- What is required:
Extract, from the records beneath this instruction, each line that contains the word "title".

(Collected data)

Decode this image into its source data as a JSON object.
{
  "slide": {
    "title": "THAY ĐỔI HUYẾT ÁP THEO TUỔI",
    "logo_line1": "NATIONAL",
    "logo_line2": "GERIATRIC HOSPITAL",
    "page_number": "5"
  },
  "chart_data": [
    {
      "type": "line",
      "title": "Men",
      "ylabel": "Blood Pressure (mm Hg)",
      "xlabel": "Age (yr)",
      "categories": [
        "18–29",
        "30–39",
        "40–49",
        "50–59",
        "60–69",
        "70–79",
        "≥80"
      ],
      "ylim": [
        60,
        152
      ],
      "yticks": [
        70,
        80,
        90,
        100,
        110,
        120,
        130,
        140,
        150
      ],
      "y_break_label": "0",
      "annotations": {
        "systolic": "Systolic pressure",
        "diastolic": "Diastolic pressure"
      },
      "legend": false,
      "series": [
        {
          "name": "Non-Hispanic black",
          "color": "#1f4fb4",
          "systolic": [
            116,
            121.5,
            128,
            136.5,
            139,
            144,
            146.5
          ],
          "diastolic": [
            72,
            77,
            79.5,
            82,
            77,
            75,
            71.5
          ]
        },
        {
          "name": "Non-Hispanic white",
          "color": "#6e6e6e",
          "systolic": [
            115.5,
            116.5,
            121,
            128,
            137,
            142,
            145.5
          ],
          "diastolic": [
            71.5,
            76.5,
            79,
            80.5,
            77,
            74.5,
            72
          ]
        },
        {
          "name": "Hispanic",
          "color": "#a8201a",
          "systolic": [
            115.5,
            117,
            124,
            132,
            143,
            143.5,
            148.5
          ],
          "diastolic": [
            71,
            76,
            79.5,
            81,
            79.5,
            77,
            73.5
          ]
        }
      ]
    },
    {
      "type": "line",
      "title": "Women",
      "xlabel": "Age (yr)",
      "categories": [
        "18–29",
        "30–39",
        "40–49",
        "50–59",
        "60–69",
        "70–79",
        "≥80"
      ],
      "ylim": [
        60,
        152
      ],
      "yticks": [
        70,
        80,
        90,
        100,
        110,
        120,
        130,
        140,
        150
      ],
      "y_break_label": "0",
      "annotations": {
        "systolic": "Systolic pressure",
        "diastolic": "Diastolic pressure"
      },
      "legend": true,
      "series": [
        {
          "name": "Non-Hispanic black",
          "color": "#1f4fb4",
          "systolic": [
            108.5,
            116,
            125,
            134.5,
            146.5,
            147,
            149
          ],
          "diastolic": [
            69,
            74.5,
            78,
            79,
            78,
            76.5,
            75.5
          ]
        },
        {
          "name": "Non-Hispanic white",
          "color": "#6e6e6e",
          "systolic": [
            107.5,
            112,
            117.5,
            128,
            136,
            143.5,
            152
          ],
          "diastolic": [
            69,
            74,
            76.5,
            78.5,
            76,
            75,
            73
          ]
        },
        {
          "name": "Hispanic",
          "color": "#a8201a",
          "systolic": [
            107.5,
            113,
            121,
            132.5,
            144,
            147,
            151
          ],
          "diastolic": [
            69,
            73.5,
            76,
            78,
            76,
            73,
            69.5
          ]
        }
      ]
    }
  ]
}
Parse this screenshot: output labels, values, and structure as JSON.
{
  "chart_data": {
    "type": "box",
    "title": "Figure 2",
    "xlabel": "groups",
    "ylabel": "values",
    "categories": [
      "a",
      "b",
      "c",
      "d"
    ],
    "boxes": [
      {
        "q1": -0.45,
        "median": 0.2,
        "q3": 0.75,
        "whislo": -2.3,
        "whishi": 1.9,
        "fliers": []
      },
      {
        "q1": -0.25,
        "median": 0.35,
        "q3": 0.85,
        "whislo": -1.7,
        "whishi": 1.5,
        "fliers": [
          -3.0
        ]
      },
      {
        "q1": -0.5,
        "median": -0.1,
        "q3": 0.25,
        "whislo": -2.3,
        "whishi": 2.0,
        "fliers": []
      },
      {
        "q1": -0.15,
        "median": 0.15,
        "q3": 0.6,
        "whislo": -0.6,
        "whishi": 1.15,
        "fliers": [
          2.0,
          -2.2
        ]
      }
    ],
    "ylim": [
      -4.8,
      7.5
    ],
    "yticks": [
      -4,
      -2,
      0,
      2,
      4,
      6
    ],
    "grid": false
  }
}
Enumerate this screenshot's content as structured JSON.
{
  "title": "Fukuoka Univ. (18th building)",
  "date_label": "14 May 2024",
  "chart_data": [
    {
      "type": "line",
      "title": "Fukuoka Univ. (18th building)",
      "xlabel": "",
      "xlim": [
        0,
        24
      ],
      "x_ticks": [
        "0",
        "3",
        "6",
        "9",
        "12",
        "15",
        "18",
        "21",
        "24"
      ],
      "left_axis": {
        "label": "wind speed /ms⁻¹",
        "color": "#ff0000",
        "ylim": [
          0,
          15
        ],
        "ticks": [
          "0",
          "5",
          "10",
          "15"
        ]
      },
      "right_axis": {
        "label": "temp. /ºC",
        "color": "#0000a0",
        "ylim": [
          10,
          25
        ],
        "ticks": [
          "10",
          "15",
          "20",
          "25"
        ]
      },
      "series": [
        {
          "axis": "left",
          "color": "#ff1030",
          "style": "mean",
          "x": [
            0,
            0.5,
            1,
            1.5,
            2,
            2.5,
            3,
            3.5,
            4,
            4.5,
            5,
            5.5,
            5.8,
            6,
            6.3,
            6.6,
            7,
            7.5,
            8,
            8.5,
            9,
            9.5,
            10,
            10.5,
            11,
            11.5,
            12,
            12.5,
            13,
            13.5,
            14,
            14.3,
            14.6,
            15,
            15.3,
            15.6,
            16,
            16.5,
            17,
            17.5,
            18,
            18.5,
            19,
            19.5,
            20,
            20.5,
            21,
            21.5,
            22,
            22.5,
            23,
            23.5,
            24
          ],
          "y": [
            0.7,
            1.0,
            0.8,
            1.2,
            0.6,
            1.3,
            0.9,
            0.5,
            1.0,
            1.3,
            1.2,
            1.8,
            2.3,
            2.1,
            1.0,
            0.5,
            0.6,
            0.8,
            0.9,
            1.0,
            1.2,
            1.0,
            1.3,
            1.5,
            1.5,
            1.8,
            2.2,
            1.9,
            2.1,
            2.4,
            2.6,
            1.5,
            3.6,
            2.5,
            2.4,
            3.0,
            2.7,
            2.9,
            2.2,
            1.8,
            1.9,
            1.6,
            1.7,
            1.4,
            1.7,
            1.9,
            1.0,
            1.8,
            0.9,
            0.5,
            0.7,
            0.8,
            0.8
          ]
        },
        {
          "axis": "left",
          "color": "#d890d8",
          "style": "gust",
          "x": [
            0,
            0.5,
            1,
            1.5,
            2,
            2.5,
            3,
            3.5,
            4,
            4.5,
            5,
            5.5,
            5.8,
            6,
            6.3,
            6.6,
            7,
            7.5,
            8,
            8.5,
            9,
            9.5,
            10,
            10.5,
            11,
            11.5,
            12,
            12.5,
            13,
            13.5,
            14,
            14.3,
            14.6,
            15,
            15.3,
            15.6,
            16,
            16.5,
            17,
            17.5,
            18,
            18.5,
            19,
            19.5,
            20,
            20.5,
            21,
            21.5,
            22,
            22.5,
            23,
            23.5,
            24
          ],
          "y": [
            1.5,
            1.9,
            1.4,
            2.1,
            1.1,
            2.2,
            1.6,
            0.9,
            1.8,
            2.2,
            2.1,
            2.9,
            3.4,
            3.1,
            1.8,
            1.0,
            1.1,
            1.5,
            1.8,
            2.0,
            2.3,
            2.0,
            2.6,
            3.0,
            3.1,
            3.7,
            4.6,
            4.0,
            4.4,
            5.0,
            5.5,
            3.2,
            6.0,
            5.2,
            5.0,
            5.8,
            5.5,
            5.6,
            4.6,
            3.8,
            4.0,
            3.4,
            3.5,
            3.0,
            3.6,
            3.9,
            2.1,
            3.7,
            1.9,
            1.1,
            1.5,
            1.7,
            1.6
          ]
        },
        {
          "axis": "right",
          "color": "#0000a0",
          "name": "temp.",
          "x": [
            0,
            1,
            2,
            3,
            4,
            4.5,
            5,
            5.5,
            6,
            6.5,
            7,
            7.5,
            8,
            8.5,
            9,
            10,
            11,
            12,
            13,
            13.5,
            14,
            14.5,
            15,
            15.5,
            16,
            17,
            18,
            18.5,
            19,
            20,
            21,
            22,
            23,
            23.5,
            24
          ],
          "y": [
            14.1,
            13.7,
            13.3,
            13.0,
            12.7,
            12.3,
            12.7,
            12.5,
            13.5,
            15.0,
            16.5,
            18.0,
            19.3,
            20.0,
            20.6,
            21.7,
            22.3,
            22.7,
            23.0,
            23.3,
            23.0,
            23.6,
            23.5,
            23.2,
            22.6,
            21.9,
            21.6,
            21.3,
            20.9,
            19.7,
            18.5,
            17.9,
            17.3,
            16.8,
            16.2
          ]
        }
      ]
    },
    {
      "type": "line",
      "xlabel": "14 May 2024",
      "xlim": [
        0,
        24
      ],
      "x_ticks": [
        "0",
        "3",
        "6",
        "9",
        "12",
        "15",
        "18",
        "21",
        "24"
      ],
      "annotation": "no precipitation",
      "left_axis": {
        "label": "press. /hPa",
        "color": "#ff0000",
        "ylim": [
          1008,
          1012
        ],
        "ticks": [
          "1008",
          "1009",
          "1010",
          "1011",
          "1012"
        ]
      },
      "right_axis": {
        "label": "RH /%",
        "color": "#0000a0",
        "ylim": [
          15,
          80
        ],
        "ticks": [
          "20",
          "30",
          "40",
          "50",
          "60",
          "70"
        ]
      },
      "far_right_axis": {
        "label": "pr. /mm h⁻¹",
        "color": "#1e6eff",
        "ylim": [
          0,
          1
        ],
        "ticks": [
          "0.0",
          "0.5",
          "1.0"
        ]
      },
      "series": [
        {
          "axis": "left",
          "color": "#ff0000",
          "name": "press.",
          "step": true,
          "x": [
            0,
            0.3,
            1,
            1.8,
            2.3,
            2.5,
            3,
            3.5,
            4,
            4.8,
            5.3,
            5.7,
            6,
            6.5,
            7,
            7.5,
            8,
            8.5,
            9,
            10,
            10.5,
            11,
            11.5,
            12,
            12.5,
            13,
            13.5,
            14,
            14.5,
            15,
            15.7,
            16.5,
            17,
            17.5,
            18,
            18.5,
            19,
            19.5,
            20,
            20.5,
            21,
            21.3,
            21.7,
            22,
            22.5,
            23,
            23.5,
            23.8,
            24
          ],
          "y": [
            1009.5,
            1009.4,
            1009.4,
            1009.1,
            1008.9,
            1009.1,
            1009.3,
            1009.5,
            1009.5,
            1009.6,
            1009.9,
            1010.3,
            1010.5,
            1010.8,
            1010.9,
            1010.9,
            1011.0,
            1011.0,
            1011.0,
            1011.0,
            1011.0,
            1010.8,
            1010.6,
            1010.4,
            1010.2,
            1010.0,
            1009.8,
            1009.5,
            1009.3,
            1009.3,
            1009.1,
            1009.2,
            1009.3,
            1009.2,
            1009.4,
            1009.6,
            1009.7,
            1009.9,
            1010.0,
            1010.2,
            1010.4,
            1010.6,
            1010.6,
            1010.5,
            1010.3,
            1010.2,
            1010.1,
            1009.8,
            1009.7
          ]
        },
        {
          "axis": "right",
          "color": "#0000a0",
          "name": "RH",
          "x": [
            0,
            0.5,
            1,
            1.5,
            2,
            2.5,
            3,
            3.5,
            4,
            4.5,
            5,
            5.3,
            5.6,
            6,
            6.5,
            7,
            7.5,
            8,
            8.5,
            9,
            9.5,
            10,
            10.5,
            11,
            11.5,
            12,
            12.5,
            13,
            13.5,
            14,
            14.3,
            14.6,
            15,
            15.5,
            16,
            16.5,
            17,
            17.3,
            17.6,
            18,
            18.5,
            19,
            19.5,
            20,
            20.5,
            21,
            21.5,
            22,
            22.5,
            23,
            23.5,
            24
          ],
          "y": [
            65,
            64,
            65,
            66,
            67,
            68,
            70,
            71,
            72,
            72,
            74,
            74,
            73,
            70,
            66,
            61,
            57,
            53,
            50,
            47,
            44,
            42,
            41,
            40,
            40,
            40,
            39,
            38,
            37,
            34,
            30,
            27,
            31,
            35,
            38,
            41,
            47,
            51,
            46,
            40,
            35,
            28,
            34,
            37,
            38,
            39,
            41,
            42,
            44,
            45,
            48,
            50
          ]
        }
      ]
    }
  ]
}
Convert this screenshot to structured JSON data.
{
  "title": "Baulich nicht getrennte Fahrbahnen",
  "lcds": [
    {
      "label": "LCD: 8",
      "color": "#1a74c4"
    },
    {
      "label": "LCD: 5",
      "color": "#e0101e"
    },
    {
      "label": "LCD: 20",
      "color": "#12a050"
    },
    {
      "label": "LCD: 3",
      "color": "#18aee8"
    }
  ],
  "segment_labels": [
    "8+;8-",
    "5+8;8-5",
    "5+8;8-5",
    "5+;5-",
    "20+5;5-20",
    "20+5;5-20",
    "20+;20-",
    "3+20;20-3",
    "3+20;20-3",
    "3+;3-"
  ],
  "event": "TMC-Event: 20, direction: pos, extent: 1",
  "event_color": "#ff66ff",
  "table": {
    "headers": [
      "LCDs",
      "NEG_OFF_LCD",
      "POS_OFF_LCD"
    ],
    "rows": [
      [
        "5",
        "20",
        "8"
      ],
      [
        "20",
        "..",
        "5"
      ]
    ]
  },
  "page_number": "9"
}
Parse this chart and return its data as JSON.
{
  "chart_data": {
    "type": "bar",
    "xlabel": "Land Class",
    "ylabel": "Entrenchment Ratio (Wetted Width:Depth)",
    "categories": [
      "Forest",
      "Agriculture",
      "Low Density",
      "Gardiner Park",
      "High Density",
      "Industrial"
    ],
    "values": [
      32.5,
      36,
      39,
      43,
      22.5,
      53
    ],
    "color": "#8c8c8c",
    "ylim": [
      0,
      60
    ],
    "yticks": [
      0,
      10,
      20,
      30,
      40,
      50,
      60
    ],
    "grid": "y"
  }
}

- Output of the task:
    "title": "THAY ĐỔI HUYẾT ÁP THEO TUỔI",
      "title": "Men",
      "title": "Women",
    "title": "Figure 2",
  "title": "Fukuoka Univ. (18th building)",
      "title": "Fukuoka Univ. (18th building)",
  "title": "Baulich nicht getrennte Fahrbahnen",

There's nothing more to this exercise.